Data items
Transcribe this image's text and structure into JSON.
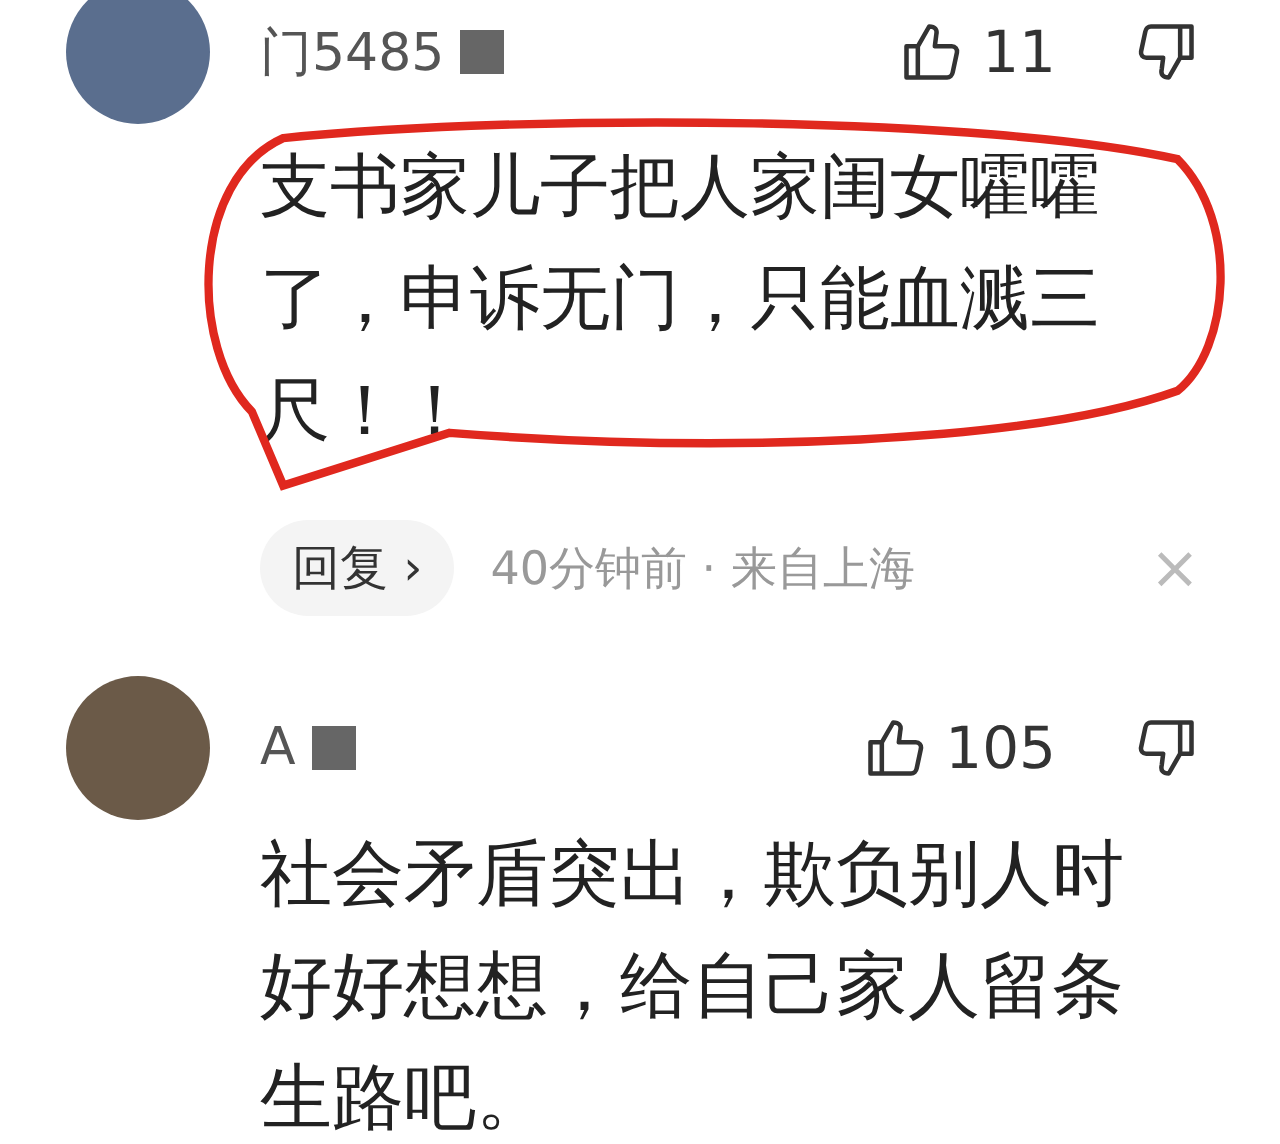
{
  "comments": [
    {
      "username": "门5485",
      "likes": "11",
      "text": "支书家儿子把人家闺女嚯嚯了，申诉无门，只能血溅三尺！！",
      "reply_label": "回复",
      "reply_chevron": "›",
      "meta": "40分钟前 · 来自上海",
      "dismiss": "×",
      "circled": true
    },
    {
      "username": "A",
      "likes": "105",
      "text": "社会矛盾突出，欺负别人时好好想想，给自己家人留条生路吧。",
      "circled": false
    }
  ]
}
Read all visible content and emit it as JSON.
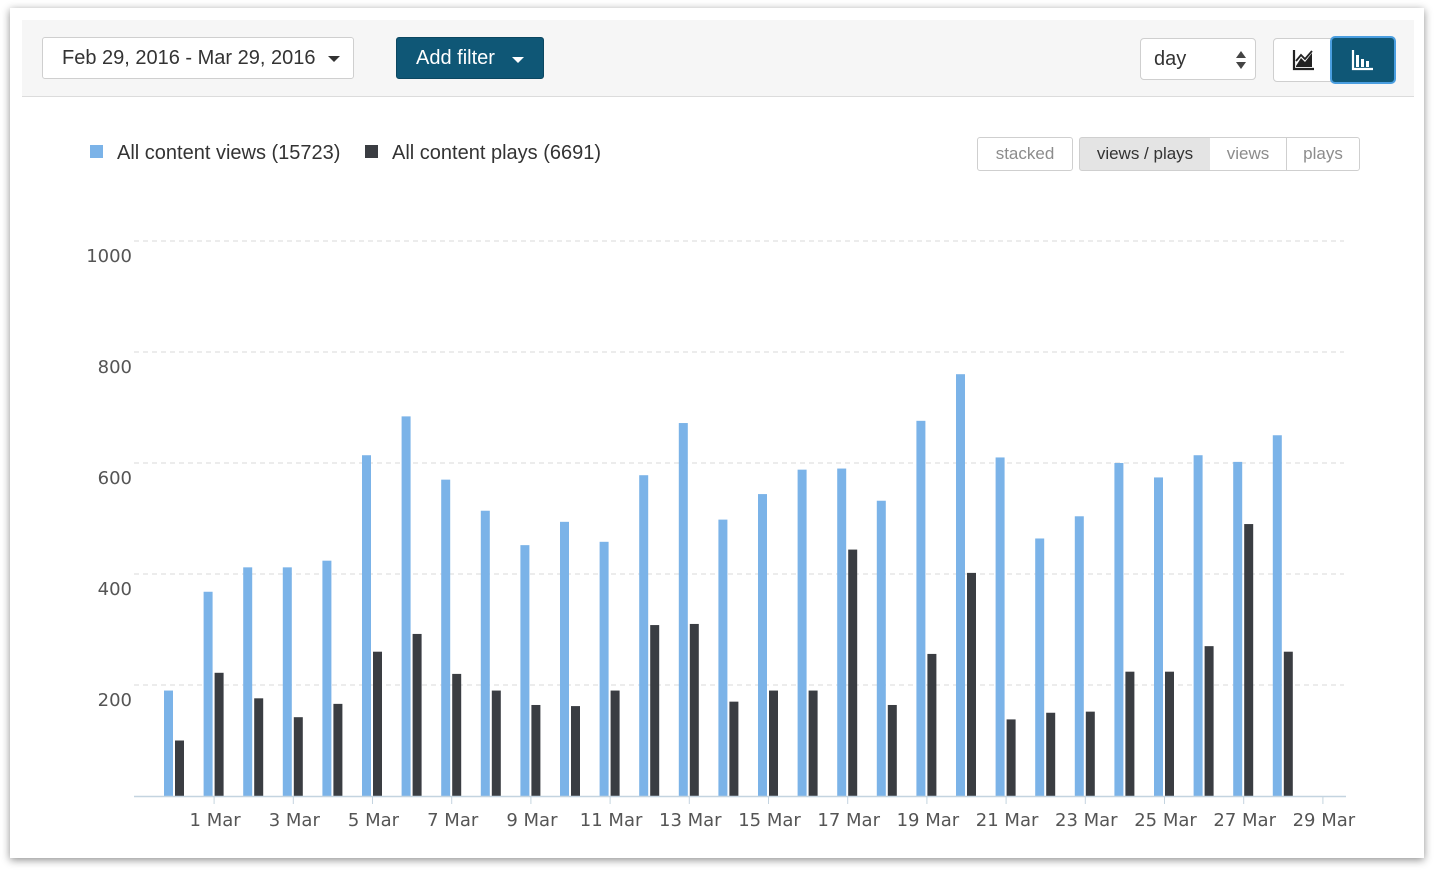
{
  "toolbar": {
    "date_range": "Feb 29, 2016 - Mar 29, 2016",
    "add_filter": "Add filter",
    "interval": "day",
    "chart_view_icons": [
      "line-chart-icon",
      "bar-chart-icon"
    ]
  },
  "legend": [
    {
      "label": "All content views (15723)",
      "color": "#7bb3e8"
    },
    {
      "label": "All content plays (6691)",
      "color": "#3a3d42"
    }
  ],
  "display_modes": [
    {
      "label": "stacked",
      "active": false
    },
    {
      "label": "views / plays",
      "active": true
    },
    {
      "label": "views",
      "active": false
    },
    {
      "label": "plays",
      "active": false
    }
  ],
  "colors": {
    "accent": "#0f5776",
    "views": "#7bb3e8",
    "plays": "#3a3d42"
  },
  "chart_data": {
    "type": "bar",
    "categories": [
      "29 Feb",
      "1 Mar",
      "2 Mar",
      "3 Mar",
      "4 Mar",
      "5 Mar",
      "6 Mar",
      "7 Mar",
      "8 Mar",
      "9 Mar",
      "10 Mar",
      "11 Mar",
      "12 Mar",
      "13 Mar",
      "14 Mar",
      "15 Mar",
      "16 Mar",
      "17 Mar",
      "18 Mar",
      "19 Mar",
      "20 Mar",
      "21 Mar",
      "22 Mar",
      "23 Mar",
      "24 Mar",
      "25 Mar",
      "26 Mar",
      "27 Mar",
      "28 Mar",
      "29 Mar"
    ],
    "tick_labels": [
      "1 Mar",
      "3 Mar",
      "5 Mar",
      "7 Mar",
      "9 Mar",
      "11 Mar",
      "13 Mar",
      "15 Mar",
      "17 Mar",
      "19 Mar",
      "21 Mar",
      "23 Mar",
      "25 Mar",
      "27 Mar",
      "29 Mar"
    ],
    "series": [
      {
        "name": "All content views (15723)",
        "values": [
          190,
          368,
          412,
          412,
          424,
          614,
          684,
          570,
          514,
          452,
          494,
          458,
          578,
          672,
          498,
          544,
          588,
          590,
          532,
          676,
          760,
          610,
          464,
          504,
          600,
          574,
          614,
          602,
          650,
          0
        ]
      },
      {
        "name": "All content plays (6691)",
        "values": [
          100,
          222,
          176,
          142,
          166,
          260,
          292,
          220,
          190,
          164,
          162,
          190,
          308,
          310,
          170,
          190,
          190,
          444,
          164,
          256,
          402,
          138,
          150,
          152,
          224,
          224,
          270,
          490,
          260,
          0
        ]
      }
    ],
    "yticks": [
      200,
      400,
      600,
      800,
      1000
    ],
    "ylim": [
      0,
      1000
    ],
    "grid": true,
    "legend_position": "top-left"
  }
}
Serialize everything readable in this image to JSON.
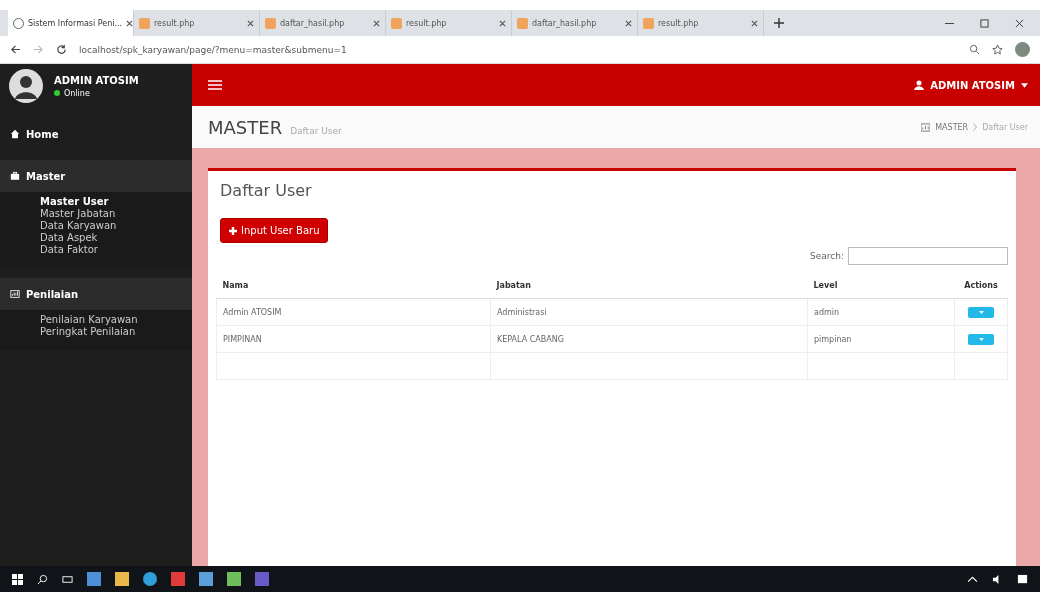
{
  "browser": {
    "tabs": [
      {
        "label": "Sistem Informasi Peni...",
        "selected": true
      },
      {
        "label": "result.php",
        "selected": false
      },
      {
        "label": "daftar_hasil.php",
        "selected": false
      },
      {
        "label": "result.php",
        "selected": false
      },
      {
        "label": "daftar_hasil.php",
        "selected": false
      },
      {
        "label": "result.php",
        "selected": false
      }
    ],
    "url": "localhost/spk_karyawan/page/?menu=master&submenu=1"
  },
  "sidebar": {
    "user": {
      "name": "ADMIN ATOSIM",
      "status": "Online"
    },
    "sections": [
      {
        "label": "Home",
        "expanded": false
      },
      {
        "label": "Master",
        "expanded": true,
        "items": [
          {
            "label": "Master User",
            "selected": true
          },
          {
            "label": "Master Jabatan",
            "selected": false
          },
          {
            "label": "Data Karyawan",
            "selected": false
          },
          {
            "label": "Data Aspek",
            "selected": false
          },
          {
            "label": "Data Faktor",
            "selected": false
          }
        ]
      },
      {
        "label": "Penilaian",
        "expanded": true,
        "items": [
          {
            "label": "Penilaian Karyawan",
            "selected": false
          },
          {
            "label": "Peringkat Penilaian",
            "selected": false
          }
        ]
      }
    ]
  },
  "header": {
    "user": "ADMIN ATOSIM"
  },
  "page": {
    "title": "MASTER",
    "subtitle": "Daftar User",
    "breadcrumb": [
      "MASTER",
      "Daftar User"
    ]
  },
  "box": {
    "title": "Daftar User",
    "add_button": "Input User Baru",
    "search_label": "Search:",
    "table": {
      "columns": [
        "Nama",
        "Jabatan",
        "Level",
        "Actions"
      ],
      "rows": [
        [
          "Admin ATOSIM",
          "Administrasi",
          "admin"
        ],
        [
          "PIMPINAN",
          "KEPALA CABANG",
          "pimpinan"
        ]
      ]
    }
  }
}
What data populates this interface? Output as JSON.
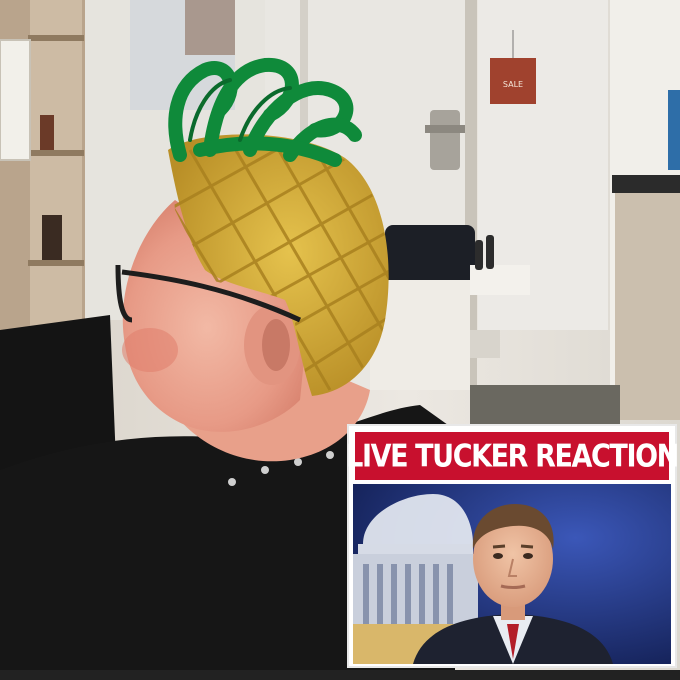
{
  "meme": {
    "banner_text": "LIVE TUCKER REACTION"
  },
  "scene": {
    "salon_sign_text": "SALE",
    "colors": {
      "hair_green": "#0f8a3a",
      "pineapple_yellow": "#d9b23c",
      "banner_red": "#c8102e",
      "studio_blue": "#1b2e7a",
      "cape_black": "#161616"
    }
  }
}
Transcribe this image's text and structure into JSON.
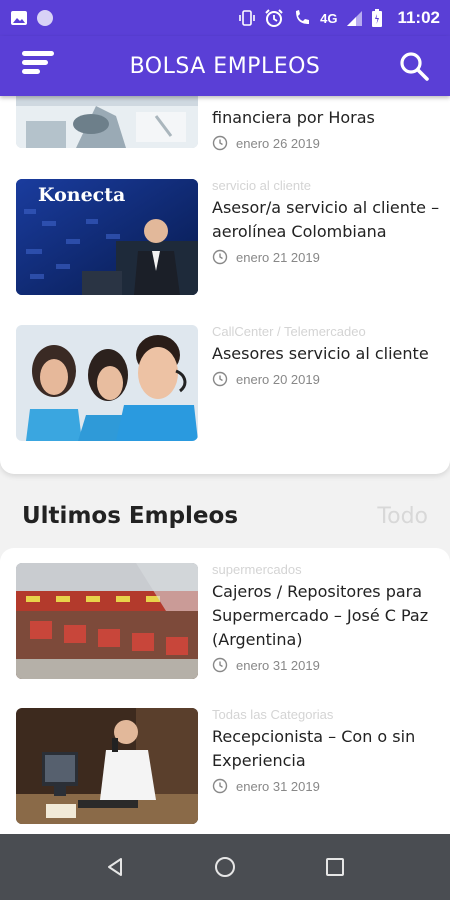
{
  "status_bar": {
    "network": "4G",
    "time": "11:02"
  },
  "app_bar": {
    "title": "BOLSA EMPLEOS"
  },
  "featured_jobs": [
    {
      "category": "",
      "title": "financiera por Horas",
      "date": "enero 26 2019"
    },
    {
      "category": "servicio al cliente",
      "title": "Asesor/a servicio al cliente – aerolínea Colombiana",
      "date": "enero 21 2019",
      "image_text": "Konecta"
    },
    {
      "category": "CallCenter / Telemercadeo",
      "title": "Asesores servicio al cliente",
      "date": "enero 20 2019"
    }
  ],
  "latest_section": {
    "title": "Ultimos Empleos",
    "link": "Todo"
  },
  "latest_jobs": [
    {
      "category": "supermercados",
      "title": "Cajeros / Repositores para Supermercado – José C Paz (Argentina)",
      "date": "enero 31 2019"
    },
    {
      "category": "Todas las Categorias",
      "title": "Recepcionista – Con o sin Experiencia",
      "date": "enero 31 2019"
    }
  ],
  "colors": {
    "primary": "#5a3fd6",
    "nav": "#4a4d52",
    "category": "#d4d4d4",
    "date": "#888888"
  },
  "icons": [
    "image-icon",
    "circle-icon",
    "vibrate-icon",
    "alarm-icon",
    "wifi-call-icon",
    "signal-icon",
    "battery-icon",
    "menu-icon",
    "search-icon",
    "clock-icon",
    "back-icon",
    "home-icon",
    "recents-icon"
  ]
}
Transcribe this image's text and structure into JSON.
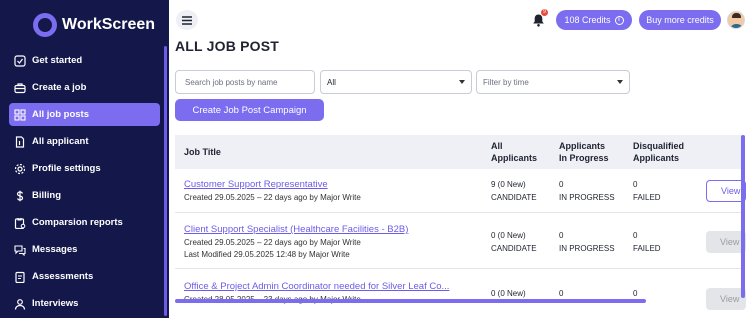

**GOAL**
Leave out the pictures and reproduce the rest of the listing exactly.

**THE OUTPUT**
Transcribe this image's text and structure into JSON.
{
  "comments": [
    {
      "username": "门5485",
      "likes": "11",
      "text": "支书家儿子把人家闺女嚯嚯了，申诉无门，只能血溅三尺！！",
      "reply_label": "回复",
      "reply_chevron": "›",
      "meta": "40分钟前 · 来自上海",
      "dismiss": "×",
      "circled": true
    },
    {
      "username": "A",
      "likes": "105",
      "text": "社会矛盾突出，欺负别人时好好想想，给自己家人留条生路吧。",
      "circled": false
    }
  ]
}
Read all visible content and emit it as JSON.
{
  "toolbar": {
    "date_range": "Feb 29, 2016 - Mar 29, 2016",
    "add_filter": "Add filter",
    "interval": "day",
    "chart_view_icons": [
      "line-chart-icon",
      "bar-chart-icon"
    ]
  },
  "legend": [
    {
      "label": "All content views (15723)",
      "color": "#7bb3e8"
    },
    {
      "label": "All content plays (6691)",
      "color": "#3a3d42"
    }
  ],
  "display_modes": [
    {
      "label": "stacked",
      "active": false
    },
    {
      "label": "views / plays",
      "active": true
    },
    {
      "label": "views",
      "active": false
    },
    {
      "label": "plays",
      "active": false
    }
  ],
  "colors": {
    "accent": "#0f5776",
    "views": "#7bb3e8",
    "plays": "#3a3d42"
  },
  "chart_data": {
    "type": "bar",
    "categories": [
      "29 Feb",
      "1 Mar",
      "2 Mar",
      "3 Mar",
      "4 Mar",
      "5 Mar",
      "6 Mar",
      "7 Mar",
      "8 Mar",
      "9 Mar",
      "10 Mar",
      "11 Mar",
      "12 Mar",
      "13 Mar",
      "14 Mar",
      "15 Mar",
      "16 Mar",
      "17 Mar",
      "18 Mar",
      "19 Mar",
      "20 Mar",
      "21 Mar",
      "22 Mar",
      "23 Mar",
      "24 Mar",
      "25 Mar",
      "26 Mar",
      "27 Mar",
      "28 Mar",
      "29 Mar"
    ],
    "tick_labels": [
      "1 Mar",
      "3 Mar",
      "5 Mar",
      "7 Mar",
      "9 Mar",
      "11 Mar",
      "13 Mar",
      "15 Mar",
      "17 Mar",
      "19 Mar",
      "21 Mar",
      "23 Mar",
      "25 Mar",
      "27 Mar",
      "29 Mar"
    ],
    "series": [
      {
        "name": "All content views (15723)",
        "values": [
          190,
          368,
          412,
          412,
          424,
          614,
          684,
          570,
          514,
          452,
          494,
          458,
          578,
          672,
          498,
          544,
          588,
          590,
          532,
          676,
          760,
          610,
          464,
          504,
          600,
          574,
          614,
          602,
          650,
          0
        ]
      },
      {
        "name": "All content plays (6691)",
        "values": [
          100,
          222,
          176,
          142,
          166,
          260,
          292,
          220,
          190,
          164,
          162,
          190,
          308,
          310,
          170,
          190,
          190,
          444,
          164,
          256,
          402,
          138,
          150,
          152,
          224,
          224,
          270,
          490,
          260,
          0
        ]
      }
    ],
    "yticks": [
      200,
      400,
      600,
      800,
      1000
    ],
    "ylim": [
      0,
      1000
    ],
    "grid": true,
    "legend_position": "top-left"
  }
}
Serialize everything readable in this image to JSON.
{
  "browser": {
    "tabs": [
      {
        "label": "Sistem Informasi Peni...",
        "selected": true
      },
      {
        "label": "result.php",
        "selected": false
      },
      {
        "label": "daftar_hasil.php",
        "selected": false
      },
      {
        "label": "result.php",
        "selected": false
      },
      {
        "label": "daftar_hasil.php",
        "selected": false
      },
      {
        "label": "result.php",
        "selected": false
      }
    ],
    "url": "localhost/spk_karyawan/page/?menu=master&submenu=1"
  },
  "sidebar": {
    "user": {
      "name": "ADMIN ATOSIM",
      "status": "Online"
    },
    "sections": [
      {
        "label": "Home",
        "expanded": false
      },
      {
        "label": "Master",
        "expanded": true,
        "items": [
          {
            "label": "Master User",
            "selected": true
          },
          {
            "label": "Master Jabatan",
            "selected": false
          },
          {
            "label": "Data Karyawan",
            "selected": false
          },
          {
            "label": "Data Aspek",
            "selected": false
          },
          {
            "label": "Data Faktor",
            "selected": false
          }
        ]
      },
      {
        "label": "Penilaian",
        "expanded": true,
        "items": [
          {
            "label": "Penilaian Karyawan",
            "selected": false
          },
          {
            "label": "Peringkat Penilaian",
            "selected": false
          }
        ]
      }
    ]
  },
  "header": {
    "user": "ADMIN ATOSIM"
  },
  "page": {
    "title": "MASTER",
    "subtitle": "Daftar User",
    "breadcrumb": [
      "MASTER",
      "Daftar User"
    ]
  },
  "box": {
    "title": "Daftar User",
    "add_button": "Input User Baru",
    "search_label": "Search:",
    "table": {
      "columns": [
        "Nama",
        "Jabatan",
        "Level",
        "Actions"
      ],
      "rows": [
        [
          "Admin ATOSIM",
          "Administrasi",
          "admin"
        ],
        [
          "PIMPINAN",
          "KEPALA CABANG",
          "pimpinan"
        ]
      ]
    }
  }
}
What data populates this interface? Output as JSON.
{
  "meme": {
    "banner_text": "LIVE TUCKER REACTION"
  },
  "scene": {
    "salon_sign_text": "SALE",
    "colors": {
      "hair_green": "#0f8a3a",
      "pineapple_yellow": "#d9b23c",
      "banner_red": "#c8102e",
      "studio_blue": "#1b2e7a",
      "cape_black": "#161616"
    }
  }
}
Transcribe this image's text and structure into JSON.
{
  "status_bar": {
    "network": "4G",
    "time": "11:02"
  },
  "app_bar": {
    "title": "BOLSA EMPLEOS"
  },
  "featured_jobs": [
    {
      "category": "",
      "title": "financiera por Horas",
      "date": "enero 26 2019"
    },
    {
      "category": "servicio al cliente",
      "title": "Asesor/a servicio al cliente – aerolínea Colombiana",
      "date": "enero 21 2019",
      "image_text": "Konecta"
    },
    {
      "category": "CallCenter / Telemercadeo",
      "title": "Asesores servicio al cliente",
      "date": "enero 20 2019"
    }
  ],
  "latest_section": {
    "title": "Ultimos Empleos",
    "link": "Todo"
  },
  "latest_jobs": [
    {
      "category": "supermercados",
      "title": "Cajeros / Repositores para Supermercado – José C Paz (Argentina)",
      "date": "enero 31 2019"
    },
    {
      "category": "Todas las Categorias",
      "title": "Recepcionista – Con o sin Experiencia",
      "date": "enero 31 2019"
    }
  ],
  "colors": {
    "primary": "#5a3fd6",
    "nav": "#4a4d52",
    "category": "#d4d4d4",
    "date": "#888888"
  },
  "icons": [
    "image-icon",
    "circle-icon",
    "vibrate-icon",
    "alarm-icon",
    "wifi-call-icon",
    "signal-icon",
    "battery-icon",
    "menu-icon",
    "search-icon",
    "clock-icon",
    "back-icon",
    "home-icon",
    "recents-icon"
  ]
}
Transcribe this image's text and structure into JSON.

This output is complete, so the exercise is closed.